• _TASK INSTRUCTIONS_: Please convert every line of the data below into a numbered list, leaving out any blank lines.

• _GIVEN DATA_:
########
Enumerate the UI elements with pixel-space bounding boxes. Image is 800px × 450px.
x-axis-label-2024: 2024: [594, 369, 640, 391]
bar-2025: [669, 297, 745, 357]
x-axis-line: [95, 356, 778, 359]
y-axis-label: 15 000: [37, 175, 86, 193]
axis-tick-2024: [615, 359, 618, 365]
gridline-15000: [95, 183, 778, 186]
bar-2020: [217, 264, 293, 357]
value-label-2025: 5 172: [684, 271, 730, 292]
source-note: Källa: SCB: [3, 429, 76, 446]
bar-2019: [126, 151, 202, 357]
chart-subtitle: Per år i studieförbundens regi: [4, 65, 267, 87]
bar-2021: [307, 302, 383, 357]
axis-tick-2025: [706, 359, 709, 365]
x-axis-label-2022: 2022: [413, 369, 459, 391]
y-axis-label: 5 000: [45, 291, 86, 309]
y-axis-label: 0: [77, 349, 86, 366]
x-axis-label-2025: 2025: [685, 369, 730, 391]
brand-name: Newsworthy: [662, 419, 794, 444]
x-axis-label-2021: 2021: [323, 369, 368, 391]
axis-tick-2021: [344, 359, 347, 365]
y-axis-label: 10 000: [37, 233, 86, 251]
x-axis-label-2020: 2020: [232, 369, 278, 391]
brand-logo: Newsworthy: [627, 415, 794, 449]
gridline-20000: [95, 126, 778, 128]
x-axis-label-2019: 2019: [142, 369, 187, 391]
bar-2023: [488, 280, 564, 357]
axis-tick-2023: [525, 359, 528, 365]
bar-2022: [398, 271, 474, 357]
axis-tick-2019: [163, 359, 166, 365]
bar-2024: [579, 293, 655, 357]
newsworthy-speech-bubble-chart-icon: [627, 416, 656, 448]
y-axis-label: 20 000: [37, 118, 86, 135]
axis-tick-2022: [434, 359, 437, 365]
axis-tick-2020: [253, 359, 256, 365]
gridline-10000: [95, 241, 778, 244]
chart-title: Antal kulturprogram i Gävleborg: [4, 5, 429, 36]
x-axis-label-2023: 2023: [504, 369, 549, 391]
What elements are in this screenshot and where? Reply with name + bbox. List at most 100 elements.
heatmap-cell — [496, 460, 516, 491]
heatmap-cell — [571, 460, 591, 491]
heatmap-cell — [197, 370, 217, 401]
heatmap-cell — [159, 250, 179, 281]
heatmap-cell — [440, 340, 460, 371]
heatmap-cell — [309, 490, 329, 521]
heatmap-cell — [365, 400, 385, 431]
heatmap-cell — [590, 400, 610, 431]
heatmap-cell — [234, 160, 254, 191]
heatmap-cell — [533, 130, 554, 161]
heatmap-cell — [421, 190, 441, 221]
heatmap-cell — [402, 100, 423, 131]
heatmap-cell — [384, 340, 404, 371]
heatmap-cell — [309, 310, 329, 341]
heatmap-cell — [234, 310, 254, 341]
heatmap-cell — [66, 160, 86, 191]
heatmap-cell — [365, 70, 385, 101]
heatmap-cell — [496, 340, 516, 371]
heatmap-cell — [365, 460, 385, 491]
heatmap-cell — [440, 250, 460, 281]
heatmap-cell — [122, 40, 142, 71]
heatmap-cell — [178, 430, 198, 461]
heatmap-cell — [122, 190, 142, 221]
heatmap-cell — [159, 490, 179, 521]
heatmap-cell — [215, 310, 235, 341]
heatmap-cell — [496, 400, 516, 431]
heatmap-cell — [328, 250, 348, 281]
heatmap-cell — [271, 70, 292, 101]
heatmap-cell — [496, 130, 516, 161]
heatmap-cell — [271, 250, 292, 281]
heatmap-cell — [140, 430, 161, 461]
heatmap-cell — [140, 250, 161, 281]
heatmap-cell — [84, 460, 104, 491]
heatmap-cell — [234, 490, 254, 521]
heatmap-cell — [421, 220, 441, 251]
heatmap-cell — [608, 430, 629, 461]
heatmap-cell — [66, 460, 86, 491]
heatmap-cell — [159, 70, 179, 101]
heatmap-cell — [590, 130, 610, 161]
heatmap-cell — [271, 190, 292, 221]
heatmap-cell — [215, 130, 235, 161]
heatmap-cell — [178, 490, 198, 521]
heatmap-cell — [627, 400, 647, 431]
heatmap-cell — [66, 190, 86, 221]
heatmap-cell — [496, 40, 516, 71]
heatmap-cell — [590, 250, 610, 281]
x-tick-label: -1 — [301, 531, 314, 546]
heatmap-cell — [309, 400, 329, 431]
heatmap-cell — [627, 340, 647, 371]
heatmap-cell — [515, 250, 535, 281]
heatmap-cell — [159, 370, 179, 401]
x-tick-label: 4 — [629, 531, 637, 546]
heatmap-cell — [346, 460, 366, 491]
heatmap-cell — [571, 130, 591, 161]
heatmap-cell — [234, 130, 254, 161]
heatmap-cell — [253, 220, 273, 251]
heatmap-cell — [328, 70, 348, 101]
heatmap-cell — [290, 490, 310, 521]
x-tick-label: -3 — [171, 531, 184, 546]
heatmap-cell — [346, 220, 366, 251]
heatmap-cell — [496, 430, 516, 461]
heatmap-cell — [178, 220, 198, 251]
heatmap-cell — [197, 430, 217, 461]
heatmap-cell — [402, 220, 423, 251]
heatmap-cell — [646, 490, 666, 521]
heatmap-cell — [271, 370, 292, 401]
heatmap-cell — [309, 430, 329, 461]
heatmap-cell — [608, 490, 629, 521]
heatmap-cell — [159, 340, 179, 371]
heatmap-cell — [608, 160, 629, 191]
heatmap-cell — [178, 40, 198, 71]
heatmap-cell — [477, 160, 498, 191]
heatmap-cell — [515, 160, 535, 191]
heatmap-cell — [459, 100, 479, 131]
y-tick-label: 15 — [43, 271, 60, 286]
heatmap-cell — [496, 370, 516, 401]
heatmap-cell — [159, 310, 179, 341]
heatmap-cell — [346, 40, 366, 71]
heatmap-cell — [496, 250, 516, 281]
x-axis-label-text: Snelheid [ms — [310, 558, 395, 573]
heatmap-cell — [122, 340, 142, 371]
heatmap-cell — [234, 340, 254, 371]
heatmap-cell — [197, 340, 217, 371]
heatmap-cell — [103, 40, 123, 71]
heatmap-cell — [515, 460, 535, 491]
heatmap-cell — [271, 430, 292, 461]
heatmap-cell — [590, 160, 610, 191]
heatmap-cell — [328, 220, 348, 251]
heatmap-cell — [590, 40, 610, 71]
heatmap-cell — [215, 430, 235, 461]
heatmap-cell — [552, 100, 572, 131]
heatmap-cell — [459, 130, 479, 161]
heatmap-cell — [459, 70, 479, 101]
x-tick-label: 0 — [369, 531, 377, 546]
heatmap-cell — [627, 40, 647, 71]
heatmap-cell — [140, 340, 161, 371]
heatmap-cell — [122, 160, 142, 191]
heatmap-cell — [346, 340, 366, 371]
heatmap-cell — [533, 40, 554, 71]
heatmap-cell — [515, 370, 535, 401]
########
• _SOLUTION FOR THIS TASK_:
1. Enumerate the UI elements with pixel-space bounding boxes. Image is 800px × 450px.
2. x-axis-label-2024: 2024: [594, 369, 640, 391]
3. bar-2025: [669, 297, 745, 357]
4. x-axis-line: [95, 356, 778, 359]
5. y-axis-label: 15 000: [37, 175, 86, 193]
6. axis-tick-2024: [615, 359, 618, 365]
7. gridline-15000: [95, 183, 778, 186]
8. bar-2020: [217, 264, 293, 357]
9. value-label-2025: 5 172: [684, 271, 730, 292]
10. source-note: Källa: SCB: [3, 429, 76, 446]
11. bar-2019: [126, 151, 202, 357]
12. chart-subtitle: Per år i studieförbundens regi: [4, 65, 267, 87]
13. bar-2021: [307, 302, 383, 357]
14. axis-tick-2025: [706, 359, 709, 365]
15. x-axis-label-2022: 2022: [413, 369, 459, 391]
16. y-axis-label: 5 000: [45, 291, 86, 309]
17. y-axis-label: 0: [77, 349, 86, 366]
18. x-axis-label-2025: 2025: [685, 369, 730, 391]
19. brand-name: Newsworthy: [662, 419, 794, 444]
20. x-axis-label-2021: 2021: [323, 369, 368, 391]
21. axis-tick-2021: [344, 359, 347, 365]
22. y-axis-label: 10 000: [37, 233, 86, 251]
23. x-axis-label-2020: 2020: [232, 369, 278, 391]
24. brand-logo: Newsworthy: [627, 415, 794, 449]
25. gridline-20000: [95, 126, 778, 128]
26. x-axis-label-2019: 2019: [142, 369, 187, 391]
27. bar-2023: [488, 280, 564, 357]
28. axis-tick-2023: [525, 359, 528, 365]
29. bar-2022: [398, 271, 474, 357]
30. axis-tick-2019: [163, 359, 166, 365]
31. bar-2024: [579, 293, 655, 357]
32. newsworthy-speech-bubble-chart-icon: [627, 416, 656, 448]
33. y-axis-label: 20 000: [37, 118, 86, 135]
34. axis-tick-2022: [434, 359, 437, 365]
35. axis-tick-2020: [253, 359, 256, 365]
36. gridline-10000: [95, 241, 778, 244]
37. chart-title: Antal kulturprogram i Gävleborg: [4, 5, 429, 36]
38. x-axis-label-2023: 2023: [504, 369, 549, 391]
39. What elements are in this screenshot and where? Reply with name + bbox. List at most 100 elements.
40. heatmap-cell — [496, 460, 516, 491]
41. heatmap-cell — [571, 460, 591, 491]
42. heatmap-cell — [197, 370, 217, 401]
43. heatmap-cell — [159, 250, 179, 281]
44. heatmap-cell — [440, 340, 460, 371]
45. heatmap-cell — [309, 490, 329, 521]
46. heatmap-cell — [365, 400, 385, 431]
47. heatmap-cell — [590, 400, 610, 431]
48. heatmap-cell — [234, 160, 254, 191]
49. heatmap-cell — [533, 130, 554, 161]
50. heatmap-cell — [421, 190, 441, 221]
51. heatmap-cell — [402, 100, 423, 131]
52. heatmap-cell — [384, 340, 404, 371]
53. heatmap-cell — [309, 310, 329, 341]
54. heatmap-cell — [234, 310, 254, 341]
55. heatmap-cell — [66, 160, 86, 191]
56. heatmap-cell — [365, 70, 385, 101]
57. heatmap-cell — [496, 340, 516, 371]
58. heatmap-cell — [365, 460, 385, 491]
59. heatmap-cell — [440, 250, 460, 281]
60. heatmap-cell — [122, 40, 142, 71]
61. heatmap-cell — [178, 430, 198, 461]
62. heatmap-cell — [122, 190, 142, 221]
63. heatmap-cell — [159, 490, 179, 521]
64. heatmap-cell — [215, 310, 235, 341]
65. heatmap-cell — [496, 400, 516, 431]
66. heatmap-cell — [328, 250, 348, 281]
67. heatmap-cell — [271, 70, 292, 101]
68. heatmap-cell — [496, 130, 516, 161]
69. heatmap-cell — [271, 250, 292, 281]
70. heatmap-cell — [140, 430, 161, 461]
71. heatmap-cell — [140, 250, 161, 281]
72. heatmap-cell — [84, 460, 104, 491]
73. heatmap-cell — [234, 490, 254, 521]
74. heatmap-cell — [421, 220, 441, 251]
75. heatmap-cell — [608, 430, 629, 461]
76. heatmap-cell — [66, 460, 86, 491]
77. heatmap-cell — [159, 70, 179, 101]
78. heatmap-cell — [590, 130, 610, 161]
79. heatmap-cell — [271, 190, 292, 221]
80. heatmap-cell — [215, 130, 235, 161]
81. heatmap-cell — [178, 490, 198, 521]
82. heatmap-cell — [627, 400, 647, 431]
83. heatmap-cell — [66, 190, 86, 221]
84. heatmap-cell — [496, 40, 516, 71]
85. heatmap-cell — [590, 250, 610, 281]
86. x-tick-label: -1 — [301, 531, 314, 546]
87. heatmap-cell — [309, 400, 329, 431]
88. heatmap-cell — [627, 340, 647, 371]
89. heatmap-cell — [515, 250, 535, 281]
90. heatmap-cell — [159, 370, 179, 401]
91. x-tick-label: 4 — [629, 531, 637, 546]
92. heatmap-cell — [346, 460, 366, 491]
93. heatmap-cell — [571, 130, 591, 161]
94. heatmap-cell — [234, 130, 254, 161]
95. heatmap-cell — [253, 220, 273, 251]
96. heatmap-cell — [328, 70, 348, 101]
97. heatmap-cell — [290, 490, 310, 521]
98. x-tick-label: -3 — [171, 531, 184, 546]
99. heatmap-cell — [346, 220, 366, 251]
100. heatmap-cell — [496, 430, 516, 461]
101. heatmap-cell — [178, 220, 198, 251]
102. heatmap-cell — [197, 430, 217, 461]
103. heatmap-cell — [402, 220, 423, 251]
104. heatmap-cell — [646, 490, 666, 521]
105. heatmap-cell — [271, 370, 292, 401]
106. heatmap-cell — [309, 430, 329, 461]
107. heatmap-cell — [608, 490, 629, 521]
108. heatmap-cell — [159, 340, 179, 371]
109. heatmap-cell — [608, 160, 629, 191]
110. heatmap-cell — [178, 40, 198, 71]
111. heatmap-cell — [477, 160, 498, 191]
112. heatmap-cell — [515, 160, 535, 191]
113. heatmap-cell — [459, 100, 479, 131]
114. y-tick-label: 15 — [43, 271, 60, 286]
115. heatmap-cell — [496, 370, 516, 401]
116. heatmap-cell — [159, 310, 179, 341]
117. heatmap-cell — [346, 40, 366, 71]
118. heatmap-cell — [496, 250, 516, 281]
119. x-axis-label-text: Snelheid [ms — [310, 558, 395, 573]
120. heatmap-cell — [122, 340, 142, 371]
121. heatmap-cell — [234, 340, 254, 371]
122. heatmap-cell — [197, 340, 217, 371]
123. heatmap-cell — [103, 40, 123, 71]
124. heatmap-cell — [515, 460, 535, 491]
125. heatmap-cell — [271, 430, 292, 461]
126. heatmap-cell — [590, 160, 610, 191]
127. heatmap-cell — [328, 220, 348, 251]
128. heatmap-cell — [590, 40, 610, 71]
129. heatmap-cell — [215, 430, 235, 461]
130. heatmap-cell — [552, 100, 572, 131]
131. heatmap-cell — [459, 130, 479, 161]
132. heatmap-cell — [459, 70, 479, 101]
133. x-tick-label: 0 — [369, 531, 377, 546]
134. heatmap-cell — [627, 40, 647, 71]
135. heatmap-cell — [140, 340, 161, 371]
136. heatmap-cell — [122, 160, 142, 191]
137. heatmap-cell — [346, 340, 366, 371]
138. heatmap-cell — [533, 40, 554, 71]
139. heatmap-cell — [515, 370, 535, 401]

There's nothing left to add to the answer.